* Problem details: Edit the data from the line with "What elements are" to the line with "x-tick-label: Jun <box>506 699 533 718</box>" by replacing "pH Units" with "pH Level", and give back only those lines with everything else unchanged.

* Dataset records:
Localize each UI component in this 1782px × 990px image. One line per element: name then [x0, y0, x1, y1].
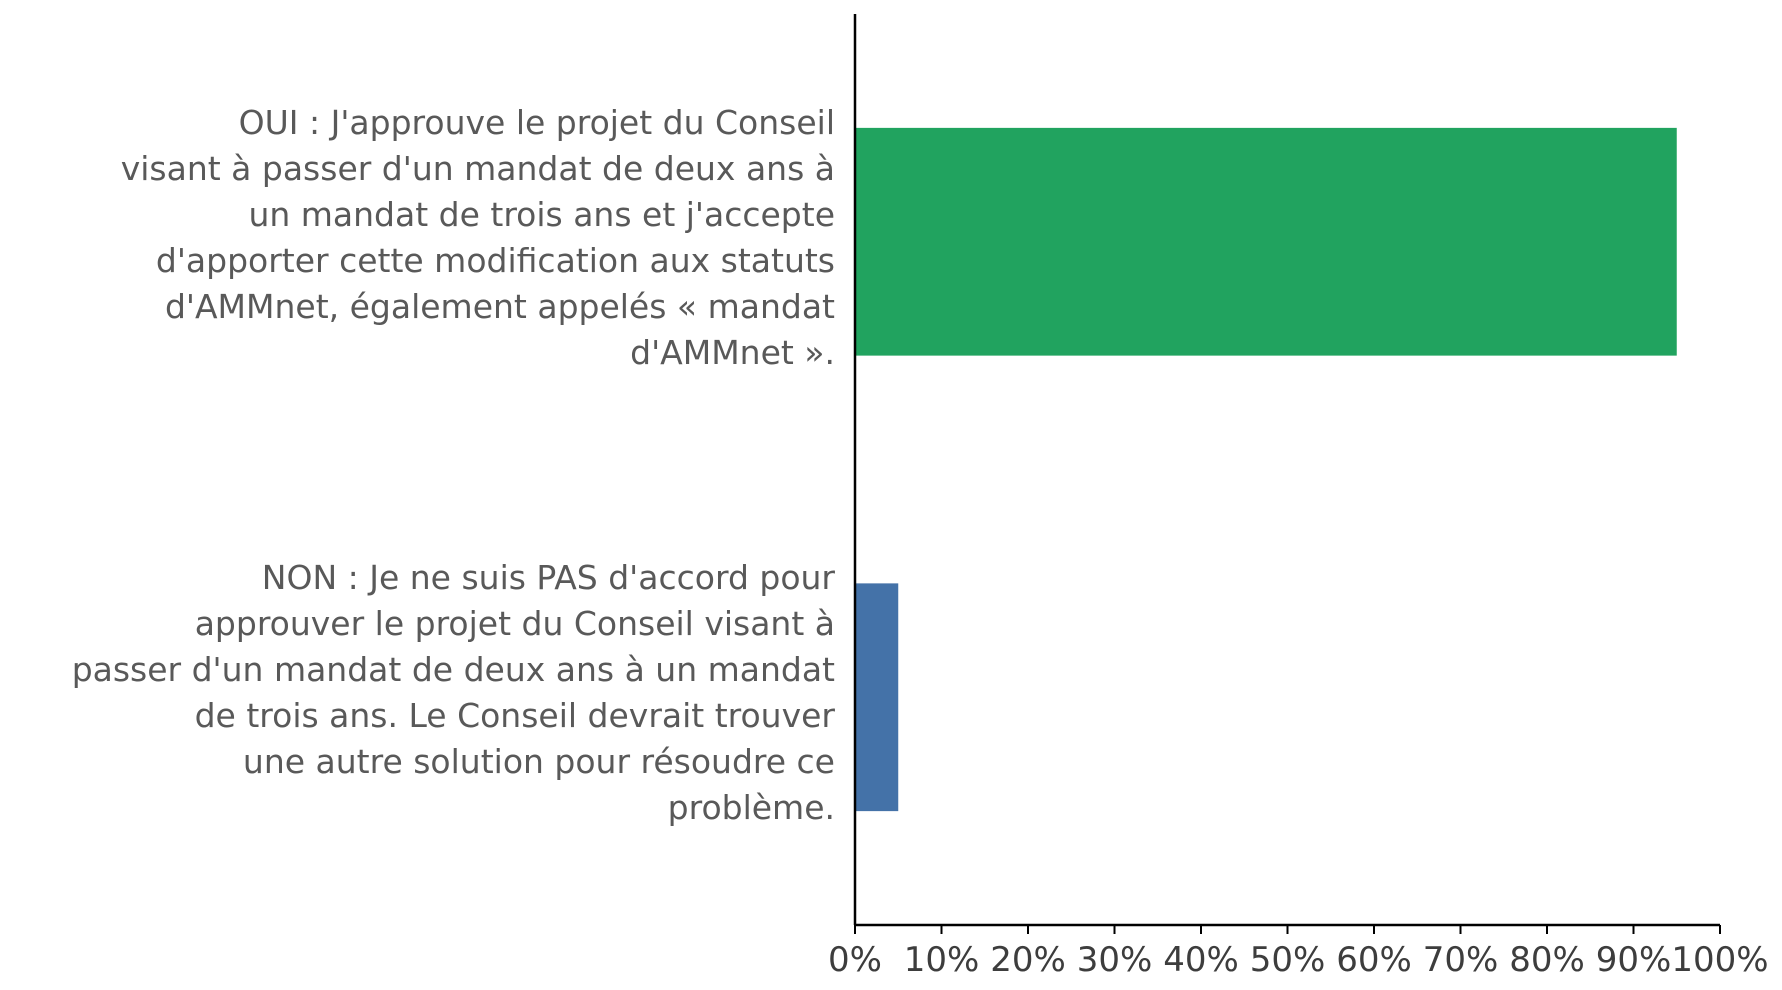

...

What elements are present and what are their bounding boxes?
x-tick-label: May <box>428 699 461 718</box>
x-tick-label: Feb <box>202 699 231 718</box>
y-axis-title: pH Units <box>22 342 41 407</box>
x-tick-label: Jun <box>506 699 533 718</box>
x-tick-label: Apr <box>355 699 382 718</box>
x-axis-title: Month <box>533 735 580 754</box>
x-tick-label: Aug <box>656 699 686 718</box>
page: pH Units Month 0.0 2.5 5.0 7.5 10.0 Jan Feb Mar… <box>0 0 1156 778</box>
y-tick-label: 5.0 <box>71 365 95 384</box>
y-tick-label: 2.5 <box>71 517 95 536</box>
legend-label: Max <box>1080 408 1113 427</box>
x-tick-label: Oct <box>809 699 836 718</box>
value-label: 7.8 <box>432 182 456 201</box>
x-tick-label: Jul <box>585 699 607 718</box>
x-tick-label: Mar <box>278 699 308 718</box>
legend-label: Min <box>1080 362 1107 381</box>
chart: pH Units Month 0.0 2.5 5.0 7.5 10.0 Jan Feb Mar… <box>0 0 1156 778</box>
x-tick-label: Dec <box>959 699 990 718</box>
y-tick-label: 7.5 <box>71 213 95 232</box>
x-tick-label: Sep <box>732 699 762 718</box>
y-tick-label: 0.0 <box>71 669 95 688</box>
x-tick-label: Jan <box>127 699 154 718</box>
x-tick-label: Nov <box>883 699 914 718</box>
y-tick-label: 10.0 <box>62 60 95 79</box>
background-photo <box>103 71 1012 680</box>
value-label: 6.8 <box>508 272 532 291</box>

* Solution to this exercise:
What elements are present and what are their bounding boxes?
x-tick-label: May <box>428 699 461 718</box>
x-tick-label: Feb <box>202 699 231 718</box>
y-axis-title: pH Level <box>22 342 41 407</box>
x-tick-label: Jun <box>506 699 533 718</box>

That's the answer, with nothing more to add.